## Instructions to follow
Copy, in full, each line of the material that holds the word "whishi".

## Records provided
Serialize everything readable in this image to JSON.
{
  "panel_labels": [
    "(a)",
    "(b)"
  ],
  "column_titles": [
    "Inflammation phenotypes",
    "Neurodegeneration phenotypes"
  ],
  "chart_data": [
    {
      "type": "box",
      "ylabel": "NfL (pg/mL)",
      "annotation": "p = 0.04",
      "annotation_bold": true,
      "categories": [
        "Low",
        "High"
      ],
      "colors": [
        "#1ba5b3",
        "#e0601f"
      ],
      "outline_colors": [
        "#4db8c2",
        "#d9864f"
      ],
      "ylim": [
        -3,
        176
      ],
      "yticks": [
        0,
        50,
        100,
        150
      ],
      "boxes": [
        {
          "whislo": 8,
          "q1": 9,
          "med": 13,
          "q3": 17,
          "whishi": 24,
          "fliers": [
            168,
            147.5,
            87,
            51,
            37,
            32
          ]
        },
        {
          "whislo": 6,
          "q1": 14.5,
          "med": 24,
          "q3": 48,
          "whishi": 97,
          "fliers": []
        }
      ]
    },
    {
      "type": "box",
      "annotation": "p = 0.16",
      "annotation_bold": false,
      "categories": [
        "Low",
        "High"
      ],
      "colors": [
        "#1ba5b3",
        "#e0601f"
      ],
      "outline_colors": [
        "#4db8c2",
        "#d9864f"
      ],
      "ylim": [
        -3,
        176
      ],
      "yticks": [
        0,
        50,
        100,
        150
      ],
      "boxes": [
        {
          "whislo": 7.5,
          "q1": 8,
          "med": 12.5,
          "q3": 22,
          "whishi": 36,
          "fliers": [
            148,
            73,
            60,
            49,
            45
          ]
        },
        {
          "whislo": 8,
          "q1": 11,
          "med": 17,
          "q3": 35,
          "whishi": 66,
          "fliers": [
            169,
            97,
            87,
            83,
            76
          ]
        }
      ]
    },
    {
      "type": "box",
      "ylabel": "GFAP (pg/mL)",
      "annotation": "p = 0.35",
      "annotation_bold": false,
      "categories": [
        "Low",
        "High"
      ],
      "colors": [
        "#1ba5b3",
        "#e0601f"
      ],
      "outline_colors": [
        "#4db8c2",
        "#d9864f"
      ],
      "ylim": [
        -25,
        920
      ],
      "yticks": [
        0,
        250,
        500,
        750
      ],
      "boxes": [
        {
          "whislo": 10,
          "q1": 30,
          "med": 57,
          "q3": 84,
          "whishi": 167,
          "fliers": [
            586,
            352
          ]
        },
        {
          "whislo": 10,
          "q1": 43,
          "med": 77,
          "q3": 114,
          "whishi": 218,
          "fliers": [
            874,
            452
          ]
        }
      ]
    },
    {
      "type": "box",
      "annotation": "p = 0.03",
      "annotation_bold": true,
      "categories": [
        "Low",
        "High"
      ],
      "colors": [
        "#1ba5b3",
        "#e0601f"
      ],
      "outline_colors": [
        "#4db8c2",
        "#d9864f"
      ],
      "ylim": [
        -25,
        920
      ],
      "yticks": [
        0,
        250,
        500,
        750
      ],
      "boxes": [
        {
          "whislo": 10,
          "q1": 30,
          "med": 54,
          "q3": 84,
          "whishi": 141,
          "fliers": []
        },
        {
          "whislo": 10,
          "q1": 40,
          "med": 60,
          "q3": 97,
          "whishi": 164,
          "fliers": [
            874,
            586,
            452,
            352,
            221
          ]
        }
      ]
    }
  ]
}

## Written solution
          "whishi": 24,
          "whishi": 97,
          "whishi": 36,
          "whishi": 66,
          "whishi": 167,
          "whishi": 218,
          "whishi": 141,
          "whishi": 164,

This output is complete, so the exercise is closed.